**TO BE DONE:** Retype the stretch of records from the line containing "map-border-top (110, 35, 580, 42)" through the line containing "info-group: Date: 2014-11-10", keeping both of those lines and leaving everything else out.

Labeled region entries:
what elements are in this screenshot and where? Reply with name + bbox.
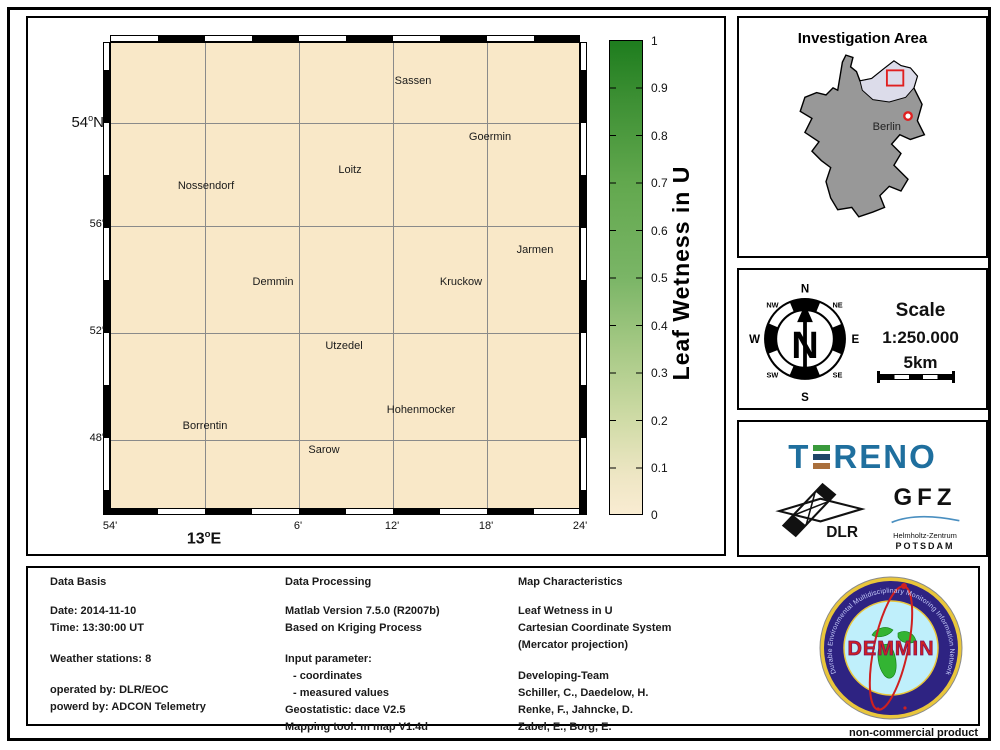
map-border-top (110, 35, 580, 42)
tereno-ebar-navy (813, 454, 830, 460)
info-line: Cartesian Coordinate System (518, 620, 763, 637)
info-col-map-characteristics: Map Characteristics Leaf Wetness in U Ca… (518, 574, 763, 750)
scale-block: Scale 1:250.000 5km (857, 300, 984, 373)
berlin-marker (904, 112, 911, 119)
demmin-star (903, 706, 906, 709)
info-group: Leaf Wetness in U Cartesian Coordinate S… (518, 603, 763, 654)
colorbar-tick-label: 1 (651, 34, 658, 48)
colorbar-ticks-right (636, 41, 642, 514)
gfz-wordmark: GFZ (881, 484, 969, 512)
x-tick-54: 54' (90, 520, 130, 532)
gfz-arc (883, 513, 968, 525)
info-group: Date: 2014-11-10 Time: 13:30:00 UT (50, 603, 275, 637)
info-line: (Mercator projection) (518, 637, 763, 654)
investigation-area-title: Investigation Area (739, 30, 986, 47)
colorbar-tick-label: 0.5 (651, 271, 668, 285)
compass-label-se: SE (833, 371, 843, 380)
scale-bar (879, 374, 953, 380)
info-line: Based on Kriging Process (285, 620, 515, 637)
grid-line (111, 226, 579, 227)
info-header: Data Processing (285, 574, 515, 591)
colorbar-tick-label: 0.4 (651, 319, 668, 333)
colorbar-tick-label: 0.7 (651, 176, 668, 190)
grid-line (111, 123, 579, 124)
info-line: Date: 2014-11-10 (50, 603, 275, 620)
place-label-sarow: Sarow (308, 444, 339, 456)
colorbar-ticks-left (610, 41, 616, 514)
info-header: Map Characteristics (518, 574, 763, 591)
gfz-city: POTSDAM (881, 541, 969, 551)
info-line: Mapping tool: m map V1.4d (285, 719, 515, 736)
place-label-demmin: Demmin (253, 276, 294, 288)
tereno-ebar-brown (813, 463, 830, 469)
demmin-title: DEMMIN (847, 638, 934, 660)
place-label-kruckow: Kruckow (440, 276, 482, 288)
info-group: Weather stations: 8 (50, 651, 275, 668)
y-main-number: 54 (71, 114, 88, 131)
y-main-direction: N (93, 114, 104, 131)
gfz-subtitle: Helmholtz-Zentrum (881, 531, 969, 540)
info-col-data-processing: Data Processing Matlab Version 7.5.0 (R2… (285, 574, 515, 750)
x-main-number: 13 (187, 530, 205, 547)
colorbar-tick-label: 0.6 (651, 224, 668, 238)
compass-label-ne: NE (832, 300, 842, 309)
x-tick-12: 12' (372, 520, 412, 532)
place-label-goermin: Goermin (469, 131, 511, 143)
tereno-letters-reno: RENO (833, 438, 936, 476)
grid-line (111, 440, 579, 441)
y-tick-56: 56' (78, 218, 104, 230)
info-header: Data Basis (50, 574, 275, 591)
place-label-utzedel: Utzedel (325, 340, 362, 352)
colorbar-tick-label: 0 (651, 508, 658, 522)
colorbar-tick-label: 0.9 (651, 81, 668, 95)
scale-distance: 5km (857, 353, 984, 373)
compass-rose: N N S W E NW NE SW SE (747, 278, 863, 404)
info-line: Input parameter: (285, 651, 515, 668)
scale-bar-cap (877, 371, 880, 383)
grid-line (487, 43, 488, 514)
place-label-loitz: Loitz (338, 164, 361, 176)
info-panel: Data Basis Date: 2014-11-10 Time: 13:30:… (26, 566, 980, 726)
x-tick-18: 18' (466, 520, 506, 532)
info-line: Leaf Wetness in U (518, 603, 763, 620)
compass-label-sw: SW (767, 371, 779, 380)
investigation-area-panel: Investigation Area Berlin (737, 16, 988, 258)
tereno-ebar-green (813, 445, 830, 451)
place-label-borrentin: Borrentin (183, 420, 228, 432)
grid-line (205, 43, 206, 514)
info-line: - coordinates (285, 668, 515, 685)
berlin-label: Berlin (873, 121, 901, 133)
scale-title: Scale (857, 300, 984, 322)
compass-label-w: W (749, 334, 760, 346)
tereno-letter-t: T (788, 438, 810, 476)
map-border-right (580, 42, 587, 515)
map-border-bottom (110, 508, 580, 515)
y-axis-main-label: 54oN (54, 113, 104, 131)
tereno-stylized-e (813, 445, 830, 469)
compass-scale-panel: N N S W E NW NE SW SE Scale 1:250.000 5k… (737, 268, 988, 410)
non-commercial-note: non-commercial product (849, 727, 978, 739)
compass-label-n: N (801, 284, 809, 296)
demmin-logo: Durable Environmental Multidisciplinary … (816, 573, 966, 723)
info-line: Weather stations: 8 (50, 651, 275, 668)
colorbar-title: Leaf Wetness in U (668, 123, 700, 423)
map-plot-area: Sassen Goermin Loitz Nossendorf Jarmen D… (110, 42, 580, 515)
place-label-hohenmocker: Hohenmocker (387, 404, 455, 416)
info-col-data-basis: Data Basis Date: 2014-11-10 Time: 13:30:… (50, 574, 275, 730)
place-label-nossendorf: Nossendorf (178, 180, 234, 192)
colorbar (609, 40, 643, 515)
tereno-logo: T RENO (739, 438, 986, 476)
info-line: Zabel, E., Borg, E. (518, 719, 763, 736)
colorbar-tick-label: 0.2 (651, 414, 668, 428)
dlr-logo: DLR (775, 476, 867, 540)
scale-bar-cap (952, 371, 955, 383)
grid-line (393, 43, 394, 514)
colorbar-tick-label: 0.1 (651, 461, 668, 475)
map-border-left (103, 42, 110, 515)
info-group: Matlab Version 7.5.0 (R2007b) Based on K… (285, 603, 515, 637)
compass-label-nw: NW (766, 300, 778, 309)
info-line: operated by: DLR/EOC (50, 682, 275, 699)
x-tick-24: 24' (560, 520, 600, 532)
compass-label-s: S (801, 392, 809, 404)
x-axis-main-label: 13oE (169, 529, 239, 548)
info-line: Matlab Version 7.5.0 (R2007b) (285, 603, 515, 620)
info-group: operated by: DLR/EOC powerd by: ADCON Te… (50, 682, 275, 716)
map-product-page: Sassen Goermin Loitz Nossendorf Jarmen D… (0, 0, 1000, 750)
dlr-wordmark: DLR (826, 524, 858, 540)
demmin-satellite (901, 583, 907, 589)
compass-arrow-shaft (803, 320, 807, 367)
place-label-sassen: Sassen (395, 75, 432, 87)
info-line: Time: 13:30:00 UT (50, 620, 275, 637)
logos-panel: T RENO DLR GFZ Helmholtz-Zentrum POTSDAM (737, 420, 988, 557)
colorbar-tick-label: 0.3 (651, 366, 668, 380)
info-group: Developing-Team Schiller, C., Daedelow, … (518, 668, 763, 736)
x-main-direction: E (211, 530, 222, 547)
germany-overview-map: Berlin (785, 48, 949, 252)
info-line: powerd by: ADCON Telemetry (50, 699, 275, 716)
grid-line (111, 333, 579, 334)
gfz-logo: GFZ Helmholtz-Zentrum POTSDAM (881, 484, 969, 551)
scale-ratio: 1:250.000 (857, 328, 984, 348)
place-label-jarmen: Jarmen (517, 244, 554, 256)
grid-line (299, 43, 300, 514)
demmin-star (876, 707, 879, 710)
colorbar-tick-label: 0.8 (651, 129, 668, 143)
dlr-fill-sw (783, 515, 806, 536)
info-line: Developing-Team (518, 668, 763, 685)
y-tick-48: 48' (78, 432, 104, 444)
main-map-panel: Sassen Goermin Loitz Nossendorf Jarmen D… (26, 16, 726, 556)
info-line: Schiller, C., Daedelow, H. (518, 685, 763, 702)
info-line: Renke, F., Jahncke, D. (518, 702, 763, 719)
info-line: - measured values (285, 685, 515, 702)
y-tick-52: 52' (78, 325, 104, 337)
info-group: Input parameter: - coordinates - measure… (285, 651, 515, 736)
info-line: Geostatistic: dace V2.5 (285, 702, 515, 719)
x-tick-6: 6' (278, 520, 318, 532)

**TASK RESPONSE:**
map-border-top (110, 35, 580, 42)
tereno-ebar-navy (813, 454, 830, 460)
info-line: Cartesian Coordinate System (518, 620, 763, 637)
info-col-map-characteristics: Map Characteristics Leaf Wetness in U Ca… (518, 574, 763, 750)
scale-block: Scale 1:250.000 5km (857, 300, 984, 373)
berlin-marker (904, 112, 911, 119)
demmin-star (903, 706, 906, 709)
info-group: Leaf Wetness in U Cartesian Coordinate S… (518, 603, 763, 654)
colorbar-tick-label: 1 (651, 34, 658, 48)
colorbar-ticks-right (636, 41, 642, 514)
gfz-wordmark: GFZ (881, 484, 969, 512)
x-tick-54: 54' (90, 520, 130, 532)
gfz-arc (883, 513, 968, 525)
info-group: Date: 2014-11-10 Time: 13:30:00 UT (50, 603, 275, 637)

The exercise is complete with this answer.